### STATED EXERCISE
Skip any picture you find and retype all the remaining lines exactly.

### RECORDS SUPPLIED

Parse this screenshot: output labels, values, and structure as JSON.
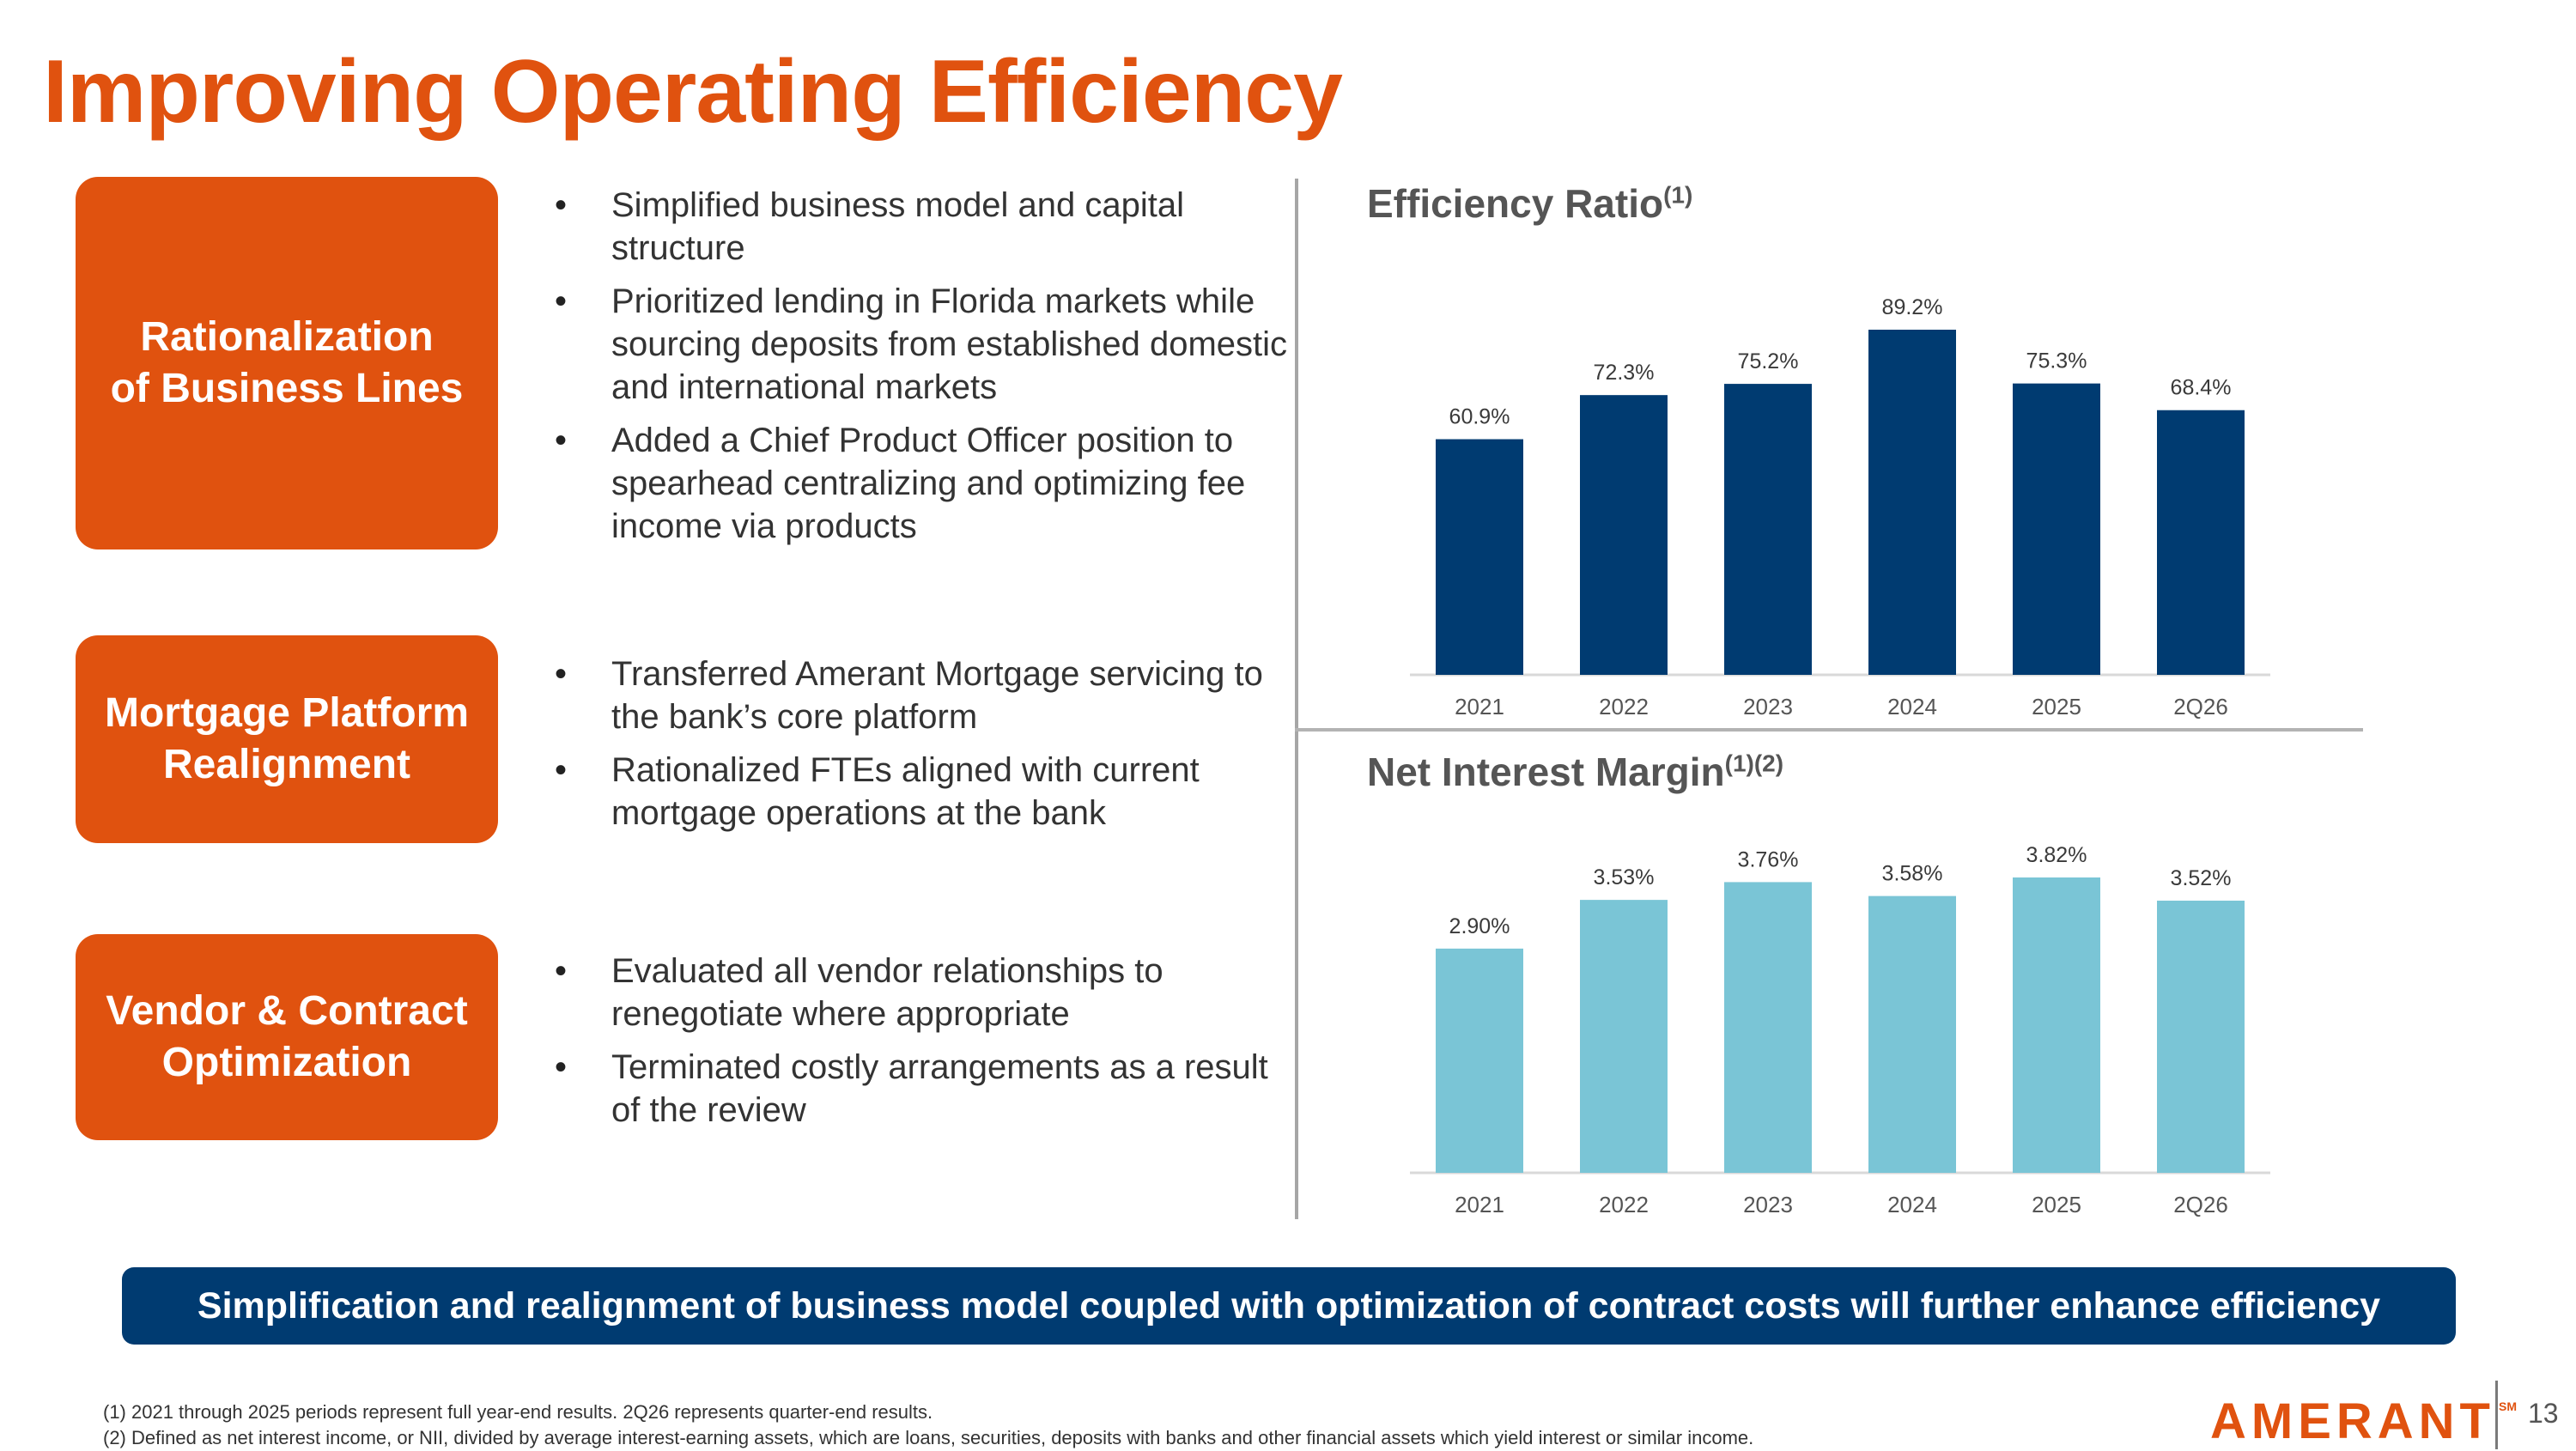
{
  "title": "Improving Operating Efficiency",
  "sections": [
    {
      "label": "Rationalization\nof Business Lines",
      "bullets": [
        "Simplified business model and capital structure",
        "Prioritized lending in Florida markets while sourcing deposits from established domestic and international markets",
        "Added a Chief Product Officer position to spearhead centralizing and optimizing fee income via products"
      ]
    },
    {
      "label": "Mortgage Platform\nRealignment",
      "bullets": [
        "Transferred Amerant Mortgage servicing to the bank’s core platform",
        "Rationalized FTEs aligned with current mortgage operations at the bank"
      ]
    },
    {
      "label": "Vendor & Contract\nOptimization",
      "bullets": [
        "Evaluated all vendor relationships to renegotiate where appropriate",
        "Terminated costly arrangements as a result of the review"
      ]
    }
  ],
  "chart_data": [
    {
      "type": "bar",
      "title": "Efficiency Ratio",
      "title_superscript": "(1)",
      "categories": [
        "2021",
        "2022",
        "2023",
        "2024",
        "2025",
        "2Q26"
      ],
      "values": [
        60.9,
        72.3,
        75.2,
        89.2,
        75.3,
        68.4
      ],
      "value_labels": [
        "60.9%",
        "72.3%",
        "75.2%",
        "89.2%",
        "75.3%",
        "68.4%"
      ],
      "unit": "%",
      "color": "#003b71",
      "grid": false,
      "legend": "none"
    },
    {
      "type": "bar",
      "title": "Net Interest Margin",
      "title_superscript": "(1)(2)",
      "categories": [
        "2021",
        "2022",
        "2023",
        "2024",
        "2025",
        "2Q26"
      ],
      "values": [
        2.9,
        3.53,
        3.76,
        3.58,
        3.82,
        3.52
      ],
      "value_labels": [
        "2.90%",
        "3.53%",
        "3.76%",
        "3.58%",
        "3.82%",
        "3.52%"
      ],
      "unit": "%",
      "color": "#7ac5d6",
      "grid": false,
      "legend": "none"
    }
  ],
  "banner": "Simplification and realignment of business model coupled with optimization of contract costs will further enhance efficiency",
  "footnotes": [
    "(1) 2021 through 2025 periods represent full year-end results. 2Q26 represents quarter-end results.",
    "(2) Defined as net interest income, or NII, divided by average interest-earning assets, which are loans, securities, deposits with banks and other financial assets which yield interest or similar income."
  ],
  "logo": {
    "text": "AMERANT",
    "mark": "SM"
  },
  "page_number": "13",
  "colors": {
    "accent": "#e0520f",
    "navy": "#003b71",
    "light_blue": "#7ac5d6"
  }
}
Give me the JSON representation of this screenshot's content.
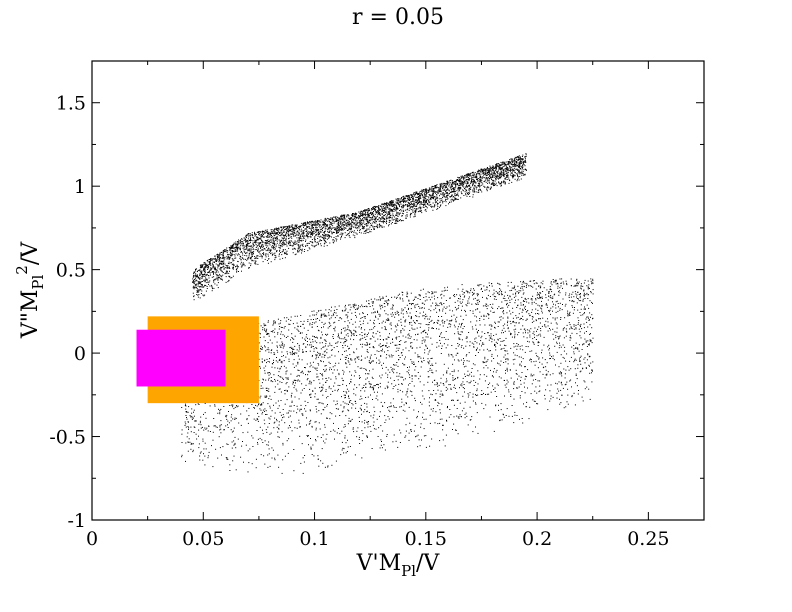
{
  "chart_data": {
    "type": "scatter",
    "title": "r = 0.05",
    "xlabel": {
      "main": "V'M",
      "sub": "Pl",
      "tail": "/V"
    },
    "ylabel": {
      "main": "V\"M",
      "sub": "Pl",
      "sup": "2",
      "tail": "/V"
    },
    "xlim": [
      0,
      0.275
    ],
    "ylim": [
      -1,
      1.75
    ],
    "x_ticks": [
      0,
      0.05,
      0.1,
      0.15,
      0.2,
      0.25
    ],
    "x_tick_labels": [
      "0",
      "0.05",
      "0.1",
      "0.15",
      "0.2",
      "0.25"
    ],
    "y_ticks": [
      -1,
      -0.5,
      0,
      0.5,
      1,
      1.5
    ],
    "y_tick_labels": [
      "-1",
      "-0.5",
      "0",
      "0.5",
      "1",
      "1.5"
    ],
    "grid": false,
    "series": [
      {
        "color": "#000000",
        "regions": [
          {
            "x_range": [
              0.045,
              0.195
            ],
            "lower_edge": [
              [
                0.045,
                0.3
              ],
              [
                0.07,
                0.5
              ],
              [
                0.12,
                0.7
              ],
              [
                0.195,
                1.05
              ]
            ],
            "upper_edge": [
              [
                0.045,
                0.5
              ],
              [
                0.07,
                0.72
              ],
              [
                0.12,
                0.85
              ],
              [
                0.195,
                1.2
              ]
            ]
          },
          {
            "x_range": [
              0.04,
              0.225
            ],
            "lower_edge": [
              [
                0.04,
                -0.7
              ],
              [
                0.08,
                -0.75
              ],
              [
                0.15,
                -0.6
              ],
              [
                0.225,
                -0.3
              ]
            ],
            "upper_edge": [
              [
                0.04,
                0.1
              ],
              [
                0.08,
                0.2
              ],
              [
                0.15,
                0.4
              ],
              [
                0.21,
                0.45
              ]
            ]
          }
        ]
      },
      {
        "color": "#ffa500",
        "regions": [
          {
            "x_range": [
              0.025,
              0.075
            ],
            "y_range": [
              -0.3,
              0.22
            ]
          }
        ]
      },
      {
        "color": "#ff00ff",
        "regions": [
          {
            "x_range": [
              0.02,
              0.06
            ],
            "y_range": [
              -0.2,
              0.14
            ]
          }
        ]
      }
    ]
  }
}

### REPLY TO THE TASK
Parse this screenshot: output labels, values, and structure as JSON.
{
  "title": "Improving Operating Efficiency",
  "sections": [
    {
      "label": "Rationalization\nof Business Lines",
      "bullets": [
        "Simplified business model and capital structure",
        "Prioritized lending in Florida markets while sourcing deposits from established domestic and international markets",
        "Added a Chief Product Officer position to spearhead centralizing and optimizing fee income via products"
      ]
    },
    {
      "label": "Mortgage Platform\nRealignment",
      "bullets": [
        "Transferred Amerant Mortgage servicing to the bank’s core platform",
        "Rationalized FTEs aligned with current mortgage operations at the bank"
      ]
    },
    {
      "label": "Vendor & Contract\nOptimization",
      "bullets": [
        "Evaluated all vendor relationships to renegotiate where appropriate",
        "Terminated costly arrangements as a result of the review"
      ]
    }
  ],
  "chart_data": [
    {
      "type": "bar",
      "title": "Efficiency Ratio",
      "title_superscript": "(1)",
      "categories": [
        "2021",
        "2022",
        "2023",
        "2024",
        "2025",
        "2Q26"
      ],
      "values": [
        60.9,
        72.3,
        75.2,
        89.2,
        75.3,
        68.4
      ],
      "value_labels": [
        "60.9%",
        "72.3%",
        "75.2%",
        "89.2%",
        "75.3%",
        "68.4%"
      ],
      "unit": "%",
      "color": "#003b71",
      "grid": false,
      "legend": "none"
    },
    {
      "type": "bar",
      "title": "Net Interest Margin",
      "title_superscript": "(1)(2)",
      "categories": [
        "2021",
        "2022",
        "2023",
        "2024",
        "2025",
        "2Q26"
      ],
      "values": [
        2.9,
        3.53,
        3.76,
        3.58,
        3.82,
        3.52
      ],
      "value_labels": [
        "2.90%",
        "3.53%",
        "3.76%",
        "3.58%",
        "3.82%",
        "3.52%"
      ],
      "unit": "%",
      "color": "#7ac5d6",
      "grid": false,
      "legend": "none"
    }
  ],
  "banner": "Simplification and realignment of business model coupled with optimization of contract costs will further enhance efficiency",
  "footnotes": [
    "(1) 2021 through 2025 periods represent full year-end results. 2Q26 represents quarter-end results.",
    "(2) Defined as net interest income, or NII, divided by average interest-earning assets, which are loans, securities, deposits with banks and other financial assets which yield interest or similar income."
  ],
  "logo": {
    "text": "AMERANT",
    "mark": "SM"
  },
  "page_number": "13",
  "colors": {
    "accent": "#e0520f",
    "navy": "#003b71",
    "light_blue": "#7ac5d6"
  }
}
Give me the JSON representation of this screenshot's content.
{
  "chart_data": {
    "type": "scatter",
    "title": "r = 0.05",
    "xlabel": {
      "main": "V'M",
      "sub": "Pl",
      "tail": "/V"
    },
    "ylabel": {
      "main": "V\"M",
      "sub": "Pl",
      "sup": "2",
      "tail": "/V"
    },
    "xlim": [
      0,
      0.275
    ],
    "ylim": [
      -1,
      1.75
    ],
    "x_ticks": [
      0,
      0.05,
      0.1,
      0.15,
      0.2,
      0.25
    ],
    "x_tick_labels": [
      "0",
      "0.05",
      "0.1",
      "0.15",
      "0.2",
      "0.25"
    ],
    "y_ticks": [
      -1,
      -0.5,
      0,
      0.5,
      1,
      1.5
    ],
    "y_tick_labels": [
      "-1",
      "-0.5",
      "0",
      "0.5",
      "1",
      "1.5"
    ],
    "grid": false,
    "series": [
      {
        "color": "#000000",
        "regions": [
          {
            "x_range": [
              0.045,
              0.195
            ],
            "lower_edge": [
              [
                0.045,
                0.3
              ],
              [
                0.07,
                0.5
              ],
              [
                0.12,
                0.7
              ],
              [
                0.195,
                1.05
              ]
            ],
            "upper_edge": [
              [
                0.045,
                0.5
              ],
              [
                0.07,
                0.72
              ],
              [
                0.12,
                0.85
              ],
              [
                0.195,
                1.2
              ]
            ]
          },
          {
            "x_range": [
              0.04,
              0.225
            ],
            "lower_edge": [
              [
                0.04,
                -0.7
              ],
              [
                0.08,
                -0.75
              ],
              [
                0.15,
                -0.6
              ],
              [
                0.225,
                -0.3
              ]
            ],
            "upper_edge": [
              [
                0.04,
                0.1
              ],
              [
                0.08,
                0.2
              ],
              [
                0.15,
                0.4
              ],
              [
                0.21,
                0.45
              ]
            ]
          }
        ]
      },
      {
        "color": "#ffa500",
        "regions": [
          {
            "x_range": [
              0.025,
              0.075
            ],
            "y_range": [
              -0.3,
              0.22
            ]
          }
        ]
      },
      {
        "color": "#ff00ff",
        "regions": [
          {
            "x_range": [
              0.02,
              0.06
            ],
            "y_range": [
              -0.2,
              0.14
            ]
          }
        ]
      }
    ]
  }
}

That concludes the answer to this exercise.